WORK TO DO>
Select and copy out every line in the records containing "adulte".

RECORDS TO USE>
------------

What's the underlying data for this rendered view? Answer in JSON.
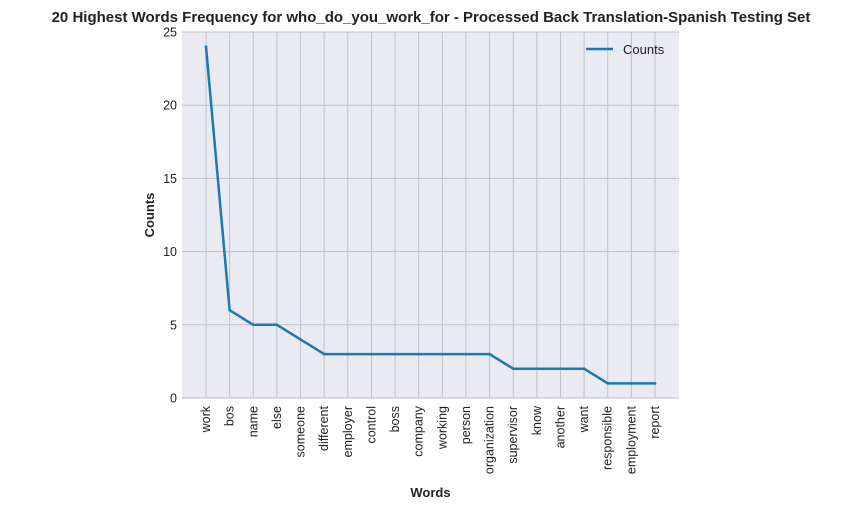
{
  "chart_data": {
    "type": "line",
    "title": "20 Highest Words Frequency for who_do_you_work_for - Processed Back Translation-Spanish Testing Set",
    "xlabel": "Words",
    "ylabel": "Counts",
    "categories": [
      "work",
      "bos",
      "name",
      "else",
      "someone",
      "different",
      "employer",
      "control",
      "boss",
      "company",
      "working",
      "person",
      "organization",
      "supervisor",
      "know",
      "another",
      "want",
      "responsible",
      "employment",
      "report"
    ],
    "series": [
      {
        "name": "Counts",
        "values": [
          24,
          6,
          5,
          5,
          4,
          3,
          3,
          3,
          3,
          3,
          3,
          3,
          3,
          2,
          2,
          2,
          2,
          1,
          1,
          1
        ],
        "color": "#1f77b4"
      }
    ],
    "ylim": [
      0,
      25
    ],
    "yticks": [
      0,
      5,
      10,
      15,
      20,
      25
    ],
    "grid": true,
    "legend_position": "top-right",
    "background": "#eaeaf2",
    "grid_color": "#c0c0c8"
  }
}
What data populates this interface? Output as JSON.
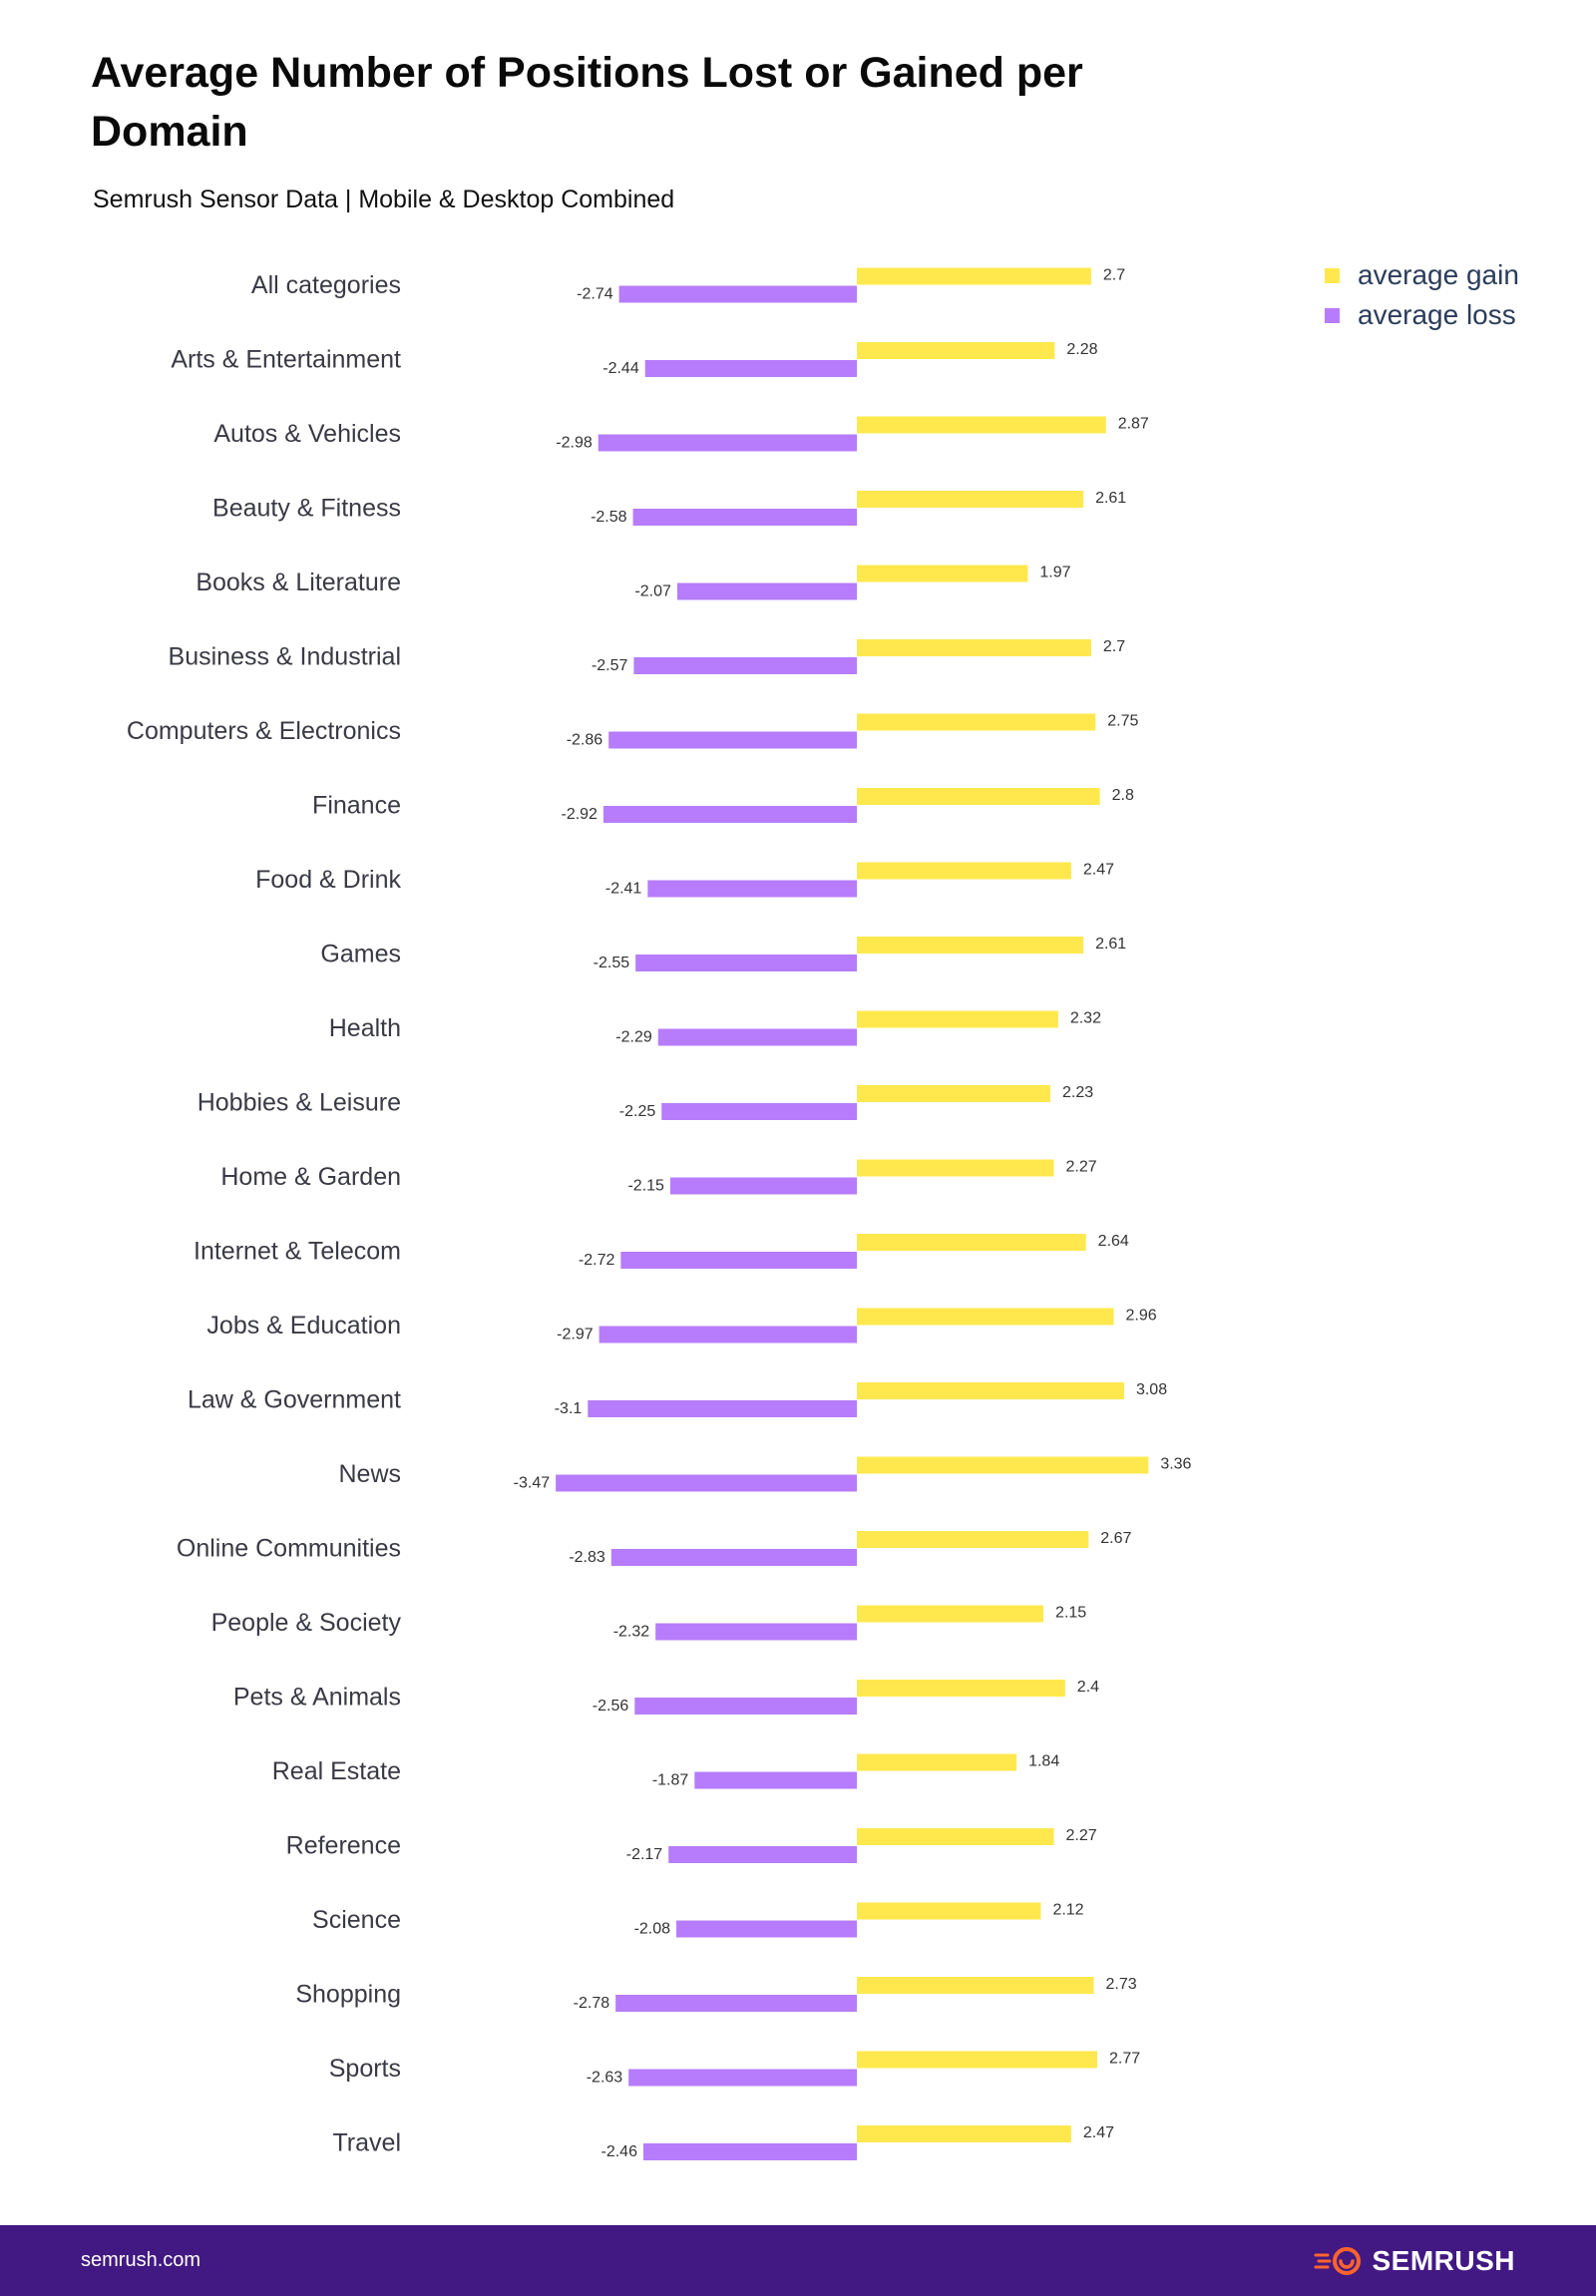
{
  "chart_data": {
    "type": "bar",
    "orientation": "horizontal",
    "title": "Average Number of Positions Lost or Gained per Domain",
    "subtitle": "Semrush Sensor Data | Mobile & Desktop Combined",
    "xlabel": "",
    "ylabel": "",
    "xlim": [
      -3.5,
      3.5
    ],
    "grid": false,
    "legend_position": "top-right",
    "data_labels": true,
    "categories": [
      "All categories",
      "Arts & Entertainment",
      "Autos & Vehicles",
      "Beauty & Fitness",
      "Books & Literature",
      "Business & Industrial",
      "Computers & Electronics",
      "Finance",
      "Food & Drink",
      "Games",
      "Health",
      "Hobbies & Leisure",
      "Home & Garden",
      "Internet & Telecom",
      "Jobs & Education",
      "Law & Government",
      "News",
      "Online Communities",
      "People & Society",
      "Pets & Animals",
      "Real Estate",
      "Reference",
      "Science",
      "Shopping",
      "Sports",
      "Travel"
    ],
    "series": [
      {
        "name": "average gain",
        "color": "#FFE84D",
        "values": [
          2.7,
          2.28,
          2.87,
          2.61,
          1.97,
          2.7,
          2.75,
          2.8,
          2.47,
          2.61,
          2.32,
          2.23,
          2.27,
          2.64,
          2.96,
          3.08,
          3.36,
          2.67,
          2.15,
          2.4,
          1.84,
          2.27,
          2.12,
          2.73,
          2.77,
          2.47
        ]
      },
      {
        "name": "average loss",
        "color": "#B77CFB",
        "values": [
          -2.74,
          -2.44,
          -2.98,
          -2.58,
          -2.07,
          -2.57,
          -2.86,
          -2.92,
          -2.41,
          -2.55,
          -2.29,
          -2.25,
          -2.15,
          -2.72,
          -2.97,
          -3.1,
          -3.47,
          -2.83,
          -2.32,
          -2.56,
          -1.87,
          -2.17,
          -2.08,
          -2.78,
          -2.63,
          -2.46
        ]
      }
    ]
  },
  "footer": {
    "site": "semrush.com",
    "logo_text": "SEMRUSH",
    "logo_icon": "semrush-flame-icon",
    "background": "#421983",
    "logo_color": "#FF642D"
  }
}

------------

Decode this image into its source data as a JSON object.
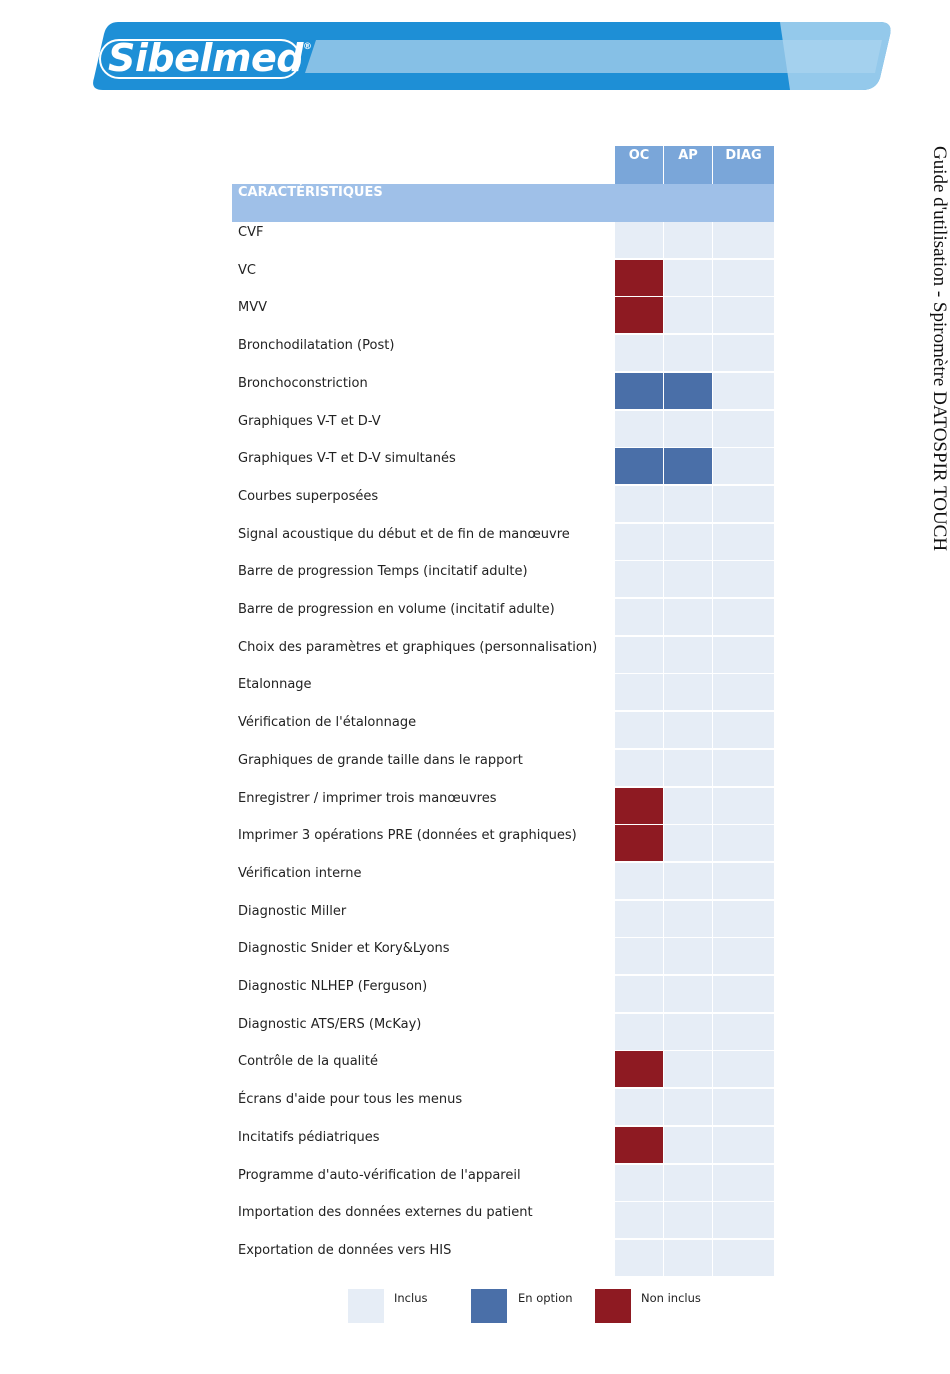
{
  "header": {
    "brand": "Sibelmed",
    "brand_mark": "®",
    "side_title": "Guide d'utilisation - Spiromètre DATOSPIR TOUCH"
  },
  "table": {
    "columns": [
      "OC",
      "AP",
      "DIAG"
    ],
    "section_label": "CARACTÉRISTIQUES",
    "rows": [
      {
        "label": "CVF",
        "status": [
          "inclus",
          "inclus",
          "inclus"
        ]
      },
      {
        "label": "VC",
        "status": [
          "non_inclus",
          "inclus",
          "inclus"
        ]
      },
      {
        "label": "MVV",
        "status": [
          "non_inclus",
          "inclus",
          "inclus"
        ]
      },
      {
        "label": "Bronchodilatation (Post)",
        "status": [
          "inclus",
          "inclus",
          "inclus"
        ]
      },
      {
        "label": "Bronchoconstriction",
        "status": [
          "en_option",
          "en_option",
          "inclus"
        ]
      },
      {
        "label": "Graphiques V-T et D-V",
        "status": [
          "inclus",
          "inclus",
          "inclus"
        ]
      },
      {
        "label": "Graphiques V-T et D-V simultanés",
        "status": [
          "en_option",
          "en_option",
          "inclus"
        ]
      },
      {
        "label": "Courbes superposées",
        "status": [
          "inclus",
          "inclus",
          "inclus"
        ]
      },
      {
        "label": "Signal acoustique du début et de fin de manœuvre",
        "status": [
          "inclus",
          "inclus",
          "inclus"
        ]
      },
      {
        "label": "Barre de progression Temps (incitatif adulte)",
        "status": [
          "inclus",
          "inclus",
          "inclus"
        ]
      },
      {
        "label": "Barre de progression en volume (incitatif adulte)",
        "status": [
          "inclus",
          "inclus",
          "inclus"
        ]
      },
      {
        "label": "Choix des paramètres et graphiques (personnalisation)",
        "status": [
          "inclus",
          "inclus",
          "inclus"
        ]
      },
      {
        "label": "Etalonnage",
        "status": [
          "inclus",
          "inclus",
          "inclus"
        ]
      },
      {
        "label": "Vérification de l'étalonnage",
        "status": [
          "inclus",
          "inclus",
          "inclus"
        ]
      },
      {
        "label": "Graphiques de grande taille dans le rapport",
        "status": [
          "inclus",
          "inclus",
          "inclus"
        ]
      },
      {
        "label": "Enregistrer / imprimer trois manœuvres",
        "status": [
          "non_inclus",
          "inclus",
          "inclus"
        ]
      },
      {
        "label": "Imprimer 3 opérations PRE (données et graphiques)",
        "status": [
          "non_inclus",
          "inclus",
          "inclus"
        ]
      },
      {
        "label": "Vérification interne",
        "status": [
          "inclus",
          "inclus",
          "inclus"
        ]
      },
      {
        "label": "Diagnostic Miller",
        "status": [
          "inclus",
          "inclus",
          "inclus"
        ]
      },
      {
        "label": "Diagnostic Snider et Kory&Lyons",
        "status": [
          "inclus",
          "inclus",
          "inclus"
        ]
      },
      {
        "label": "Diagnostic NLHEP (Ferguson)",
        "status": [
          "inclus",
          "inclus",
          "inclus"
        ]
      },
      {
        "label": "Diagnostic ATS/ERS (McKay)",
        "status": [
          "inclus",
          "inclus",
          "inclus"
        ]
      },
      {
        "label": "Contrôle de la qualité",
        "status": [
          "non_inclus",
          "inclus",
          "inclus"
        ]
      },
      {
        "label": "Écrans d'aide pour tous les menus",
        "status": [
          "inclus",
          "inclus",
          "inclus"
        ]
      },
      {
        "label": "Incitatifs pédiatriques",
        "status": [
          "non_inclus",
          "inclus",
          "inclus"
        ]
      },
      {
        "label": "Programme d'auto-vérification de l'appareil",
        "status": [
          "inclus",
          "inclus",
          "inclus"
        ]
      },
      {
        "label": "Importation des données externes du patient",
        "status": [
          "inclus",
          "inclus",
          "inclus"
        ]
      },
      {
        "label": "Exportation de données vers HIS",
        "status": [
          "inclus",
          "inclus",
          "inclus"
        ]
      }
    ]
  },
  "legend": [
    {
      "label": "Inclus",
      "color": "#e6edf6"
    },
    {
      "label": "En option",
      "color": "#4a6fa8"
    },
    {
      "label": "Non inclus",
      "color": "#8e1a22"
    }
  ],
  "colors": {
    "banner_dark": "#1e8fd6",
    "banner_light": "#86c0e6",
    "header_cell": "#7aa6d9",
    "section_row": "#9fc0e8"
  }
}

------------

FINAL ANSWER>
        "label": "Barre de progression Temps (incitatif adulte)",
        "label": "Barre de progression en volume (incitatif adulte)",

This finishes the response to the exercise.